The task: Each entry in the listing below should be restated word for word.

-- begin Entries shown --

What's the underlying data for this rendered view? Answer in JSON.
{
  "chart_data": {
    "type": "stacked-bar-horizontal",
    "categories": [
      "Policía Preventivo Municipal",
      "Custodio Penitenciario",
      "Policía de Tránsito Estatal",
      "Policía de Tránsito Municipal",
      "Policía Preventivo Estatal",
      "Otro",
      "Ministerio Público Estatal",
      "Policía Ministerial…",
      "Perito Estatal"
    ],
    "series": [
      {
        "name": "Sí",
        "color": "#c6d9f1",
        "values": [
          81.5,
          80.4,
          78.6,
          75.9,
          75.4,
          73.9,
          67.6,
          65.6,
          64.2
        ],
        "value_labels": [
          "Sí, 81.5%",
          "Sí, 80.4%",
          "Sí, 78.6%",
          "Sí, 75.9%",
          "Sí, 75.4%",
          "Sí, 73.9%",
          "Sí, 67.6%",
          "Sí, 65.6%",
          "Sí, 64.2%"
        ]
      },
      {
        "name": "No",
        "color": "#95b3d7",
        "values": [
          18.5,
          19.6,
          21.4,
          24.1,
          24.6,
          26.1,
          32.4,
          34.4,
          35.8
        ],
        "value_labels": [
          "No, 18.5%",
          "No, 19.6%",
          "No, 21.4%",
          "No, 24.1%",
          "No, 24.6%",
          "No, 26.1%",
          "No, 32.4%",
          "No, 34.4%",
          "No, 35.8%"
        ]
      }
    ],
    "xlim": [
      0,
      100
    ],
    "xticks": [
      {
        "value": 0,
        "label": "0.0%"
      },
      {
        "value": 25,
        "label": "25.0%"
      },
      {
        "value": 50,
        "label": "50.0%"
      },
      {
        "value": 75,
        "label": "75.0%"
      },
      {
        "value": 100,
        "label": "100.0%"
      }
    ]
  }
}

-- end Entries shown --

Answer to the exercise:
What's the underlying data for this rendered view? Answer in JSON.
{
  "chart_data": {
    "type": "stacked-bar-horizontal",
    "categories": [
      "Policía Preventivo Municipal",
      "Custodio Penitenciario",
      "Policía de Tránsito Estatal",
      "Policía de Tránsito Municipal",
      "Policía Preventivo Estatal",
      "Otro",
      "Ministerio Público Estatal",
      "Policía Ministerial…",
      "Perito Estatal"
    ],
    "series": [
      {
        "name": "Sí",
        "color": "#c6d9f1",
        "values": [
          81.5,
          80.4,
          78.6,
          75.9,
          75.4,
          73.9,
          67.6,
          65.6,
          64.2
        ],
        "value_labels": [
          "Sí, 81.5%",
          "Sí, 80.4%",
          "Sí, 78.6%",
          "Sí, 75.9%",
          "Sí, 75.4%",
          "Sí, 73.9%",
          "Sí, 67.6%",
          "Sí, 65.6%",
          "Sí, 64.2%"
        ]
      },
      {
        "name": "No",
        "color": "#95b3d7",
        "values": [
          18.5,
          19.6,
          21.4,
          24.1,
          24.6,
          26.1,
          32.4,
          34.4,
          35.8
        ],
        "value_labels": [
          "No, 18.5%",
          "No, 19.6%",
          "No, 21.4%",
          "No, 24.1%",
          "No, 24.6%",
          "No, 26.1%",
          "No, 32.4%",
          "No, 34.4%",
          "No, 35.8%"
        ]
      }
    ],
    "xlim": [
      0,
      100
    ],
    "xticks": [
      {
        "value": 0,
        "label": "0.0%"
      },
      {
        "value": 25,
        "label": "25.0%"
      },
      {
        "value": 50,
        "label": "50.0%"
      },
      {
        "value": 75,
        "label": "75.0%"
      },
      {
        "value": 100,
        "label": "100.0%"
      }
    ]
  }
}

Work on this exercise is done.